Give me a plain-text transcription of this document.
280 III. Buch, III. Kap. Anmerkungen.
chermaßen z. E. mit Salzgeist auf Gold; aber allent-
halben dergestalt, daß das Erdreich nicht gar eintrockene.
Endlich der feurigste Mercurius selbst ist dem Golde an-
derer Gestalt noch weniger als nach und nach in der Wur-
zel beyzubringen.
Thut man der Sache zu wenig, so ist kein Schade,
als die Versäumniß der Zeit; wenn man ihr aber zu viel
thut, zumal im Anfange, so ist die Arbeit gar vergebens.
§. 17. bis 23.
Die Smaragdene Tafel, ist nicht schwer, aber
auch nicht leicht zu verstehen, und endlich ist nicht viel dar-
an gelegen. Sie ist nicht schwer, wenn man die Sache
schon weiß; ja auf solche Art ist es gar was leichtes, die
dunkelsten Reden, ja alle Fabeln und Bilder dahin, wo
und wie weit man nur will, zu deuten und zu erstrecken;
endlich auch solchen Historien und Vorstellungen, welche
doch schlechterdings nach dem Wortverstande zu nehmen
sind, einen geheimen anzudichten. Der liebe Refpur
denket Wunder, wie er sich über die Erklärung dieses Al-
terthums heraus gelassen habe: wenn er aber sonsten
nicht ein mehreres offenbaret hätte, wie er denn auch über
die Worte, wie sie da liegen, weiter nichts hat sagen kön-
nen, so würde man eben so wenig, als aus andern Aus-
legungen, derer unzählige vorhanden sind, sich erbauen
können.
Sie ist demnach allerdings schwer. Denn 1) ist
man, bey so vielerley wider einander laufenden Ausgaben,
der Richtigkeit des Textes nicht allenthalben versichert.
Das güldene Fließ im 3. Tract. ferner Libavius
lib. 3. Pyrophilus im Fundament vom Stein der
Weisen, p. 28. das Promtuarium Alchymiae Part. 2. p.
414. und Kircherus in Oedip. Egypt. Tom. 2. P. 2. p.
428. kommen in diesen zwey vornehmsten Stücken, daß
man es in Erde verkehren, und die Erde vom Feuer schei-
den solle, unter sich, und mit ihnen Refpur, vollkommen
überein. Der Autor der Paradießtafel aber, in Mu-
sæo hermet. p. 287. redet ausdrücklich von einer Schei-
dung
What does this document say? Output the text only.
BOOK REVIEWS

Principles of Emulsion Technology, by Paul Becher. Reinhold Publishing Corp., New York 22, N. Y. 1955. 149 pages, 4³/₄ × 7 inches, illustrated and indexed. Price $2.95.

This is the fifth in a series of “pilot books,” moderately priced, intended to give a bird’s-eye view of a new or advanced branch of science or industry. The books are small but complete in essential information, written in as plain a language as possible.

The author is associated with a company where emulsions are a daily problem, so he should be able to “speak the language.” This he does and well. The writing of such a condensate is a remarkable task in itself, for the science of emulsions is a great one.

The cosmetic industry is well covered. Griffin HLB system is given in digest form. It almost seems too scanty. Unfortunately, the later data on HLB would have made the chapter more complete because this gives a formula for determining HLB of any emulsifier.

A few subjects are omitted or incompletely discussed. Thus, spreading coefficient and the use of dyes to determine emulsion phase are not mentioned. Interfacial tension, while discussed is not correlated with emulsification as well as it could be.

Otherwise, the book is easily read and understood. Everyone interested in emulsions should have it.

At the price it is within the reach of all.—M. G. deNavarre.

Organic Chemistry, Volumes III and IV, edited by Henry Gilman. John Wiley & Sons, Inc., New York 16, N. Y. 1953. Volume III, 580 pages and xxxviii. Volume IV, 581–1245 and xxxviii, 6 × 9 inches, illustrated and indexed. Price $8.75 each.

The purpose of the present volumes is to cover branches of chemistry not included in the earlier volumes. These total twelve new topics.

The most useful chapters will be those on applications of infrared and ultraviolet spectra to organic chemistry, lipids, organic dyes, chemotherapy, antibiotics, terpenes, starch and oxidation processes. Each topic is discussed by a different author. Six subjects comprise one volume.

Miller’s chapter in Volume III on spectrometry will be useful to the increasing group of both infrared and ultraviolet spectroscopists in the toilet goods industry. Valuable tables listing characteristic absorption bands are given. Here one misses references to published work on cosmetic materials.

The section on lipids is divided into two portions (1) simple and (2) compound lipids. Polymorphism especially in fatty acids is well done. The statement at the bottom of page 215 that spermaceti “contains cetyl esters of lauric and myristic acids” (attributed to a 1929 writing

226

_REQUIRED TASK_.
Scan the material above for the string "Refpur" and report each line where you find it.

_TASK ANSWER_.
sind, einen geheimen anzudichten. Der liebe Refpur
den solle, unter sich, und mit ihnen Refpur, vollkommen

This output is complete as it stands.